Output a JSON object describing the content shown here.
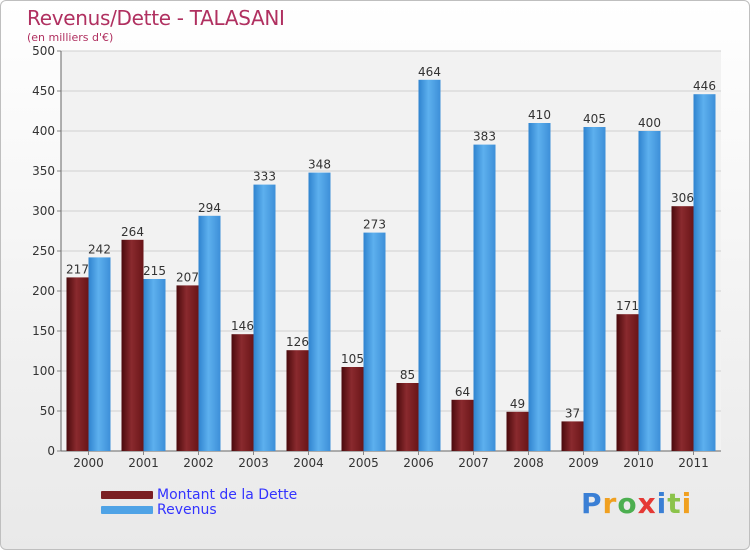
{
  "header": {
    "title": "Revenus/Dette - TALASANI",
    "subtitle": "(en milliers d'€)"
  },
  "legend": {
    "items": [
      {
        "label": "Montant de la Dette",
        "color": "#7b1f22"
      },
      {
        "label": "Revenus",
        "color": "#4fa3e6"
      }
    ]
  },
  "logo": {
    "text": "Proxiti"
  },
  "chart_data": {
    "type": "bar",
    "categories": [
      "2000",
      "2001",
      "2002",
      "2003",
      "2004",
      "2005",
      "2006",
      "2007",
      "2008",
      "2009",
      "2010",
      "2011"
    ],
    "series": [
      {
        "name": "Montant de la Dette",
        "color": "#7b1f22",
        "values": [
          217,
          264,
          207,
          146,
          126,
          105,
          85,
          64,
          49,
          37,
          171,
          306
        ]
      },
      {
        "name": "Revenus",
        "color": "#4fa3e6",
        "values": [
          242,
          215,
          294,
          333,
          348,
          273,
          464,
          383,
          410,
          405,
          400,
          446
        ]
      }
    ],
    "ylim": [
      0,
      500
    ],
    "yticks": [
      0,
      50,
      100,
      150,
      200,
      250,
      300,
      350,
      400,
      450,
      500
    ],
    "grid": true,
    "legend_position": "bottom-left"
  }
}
_ _ _ _
Identify and list each line with the word "Revenus".

    "title": "Revenus/Dette - TALASANI",
        "label": "Revenus",
        "name": "Revenus",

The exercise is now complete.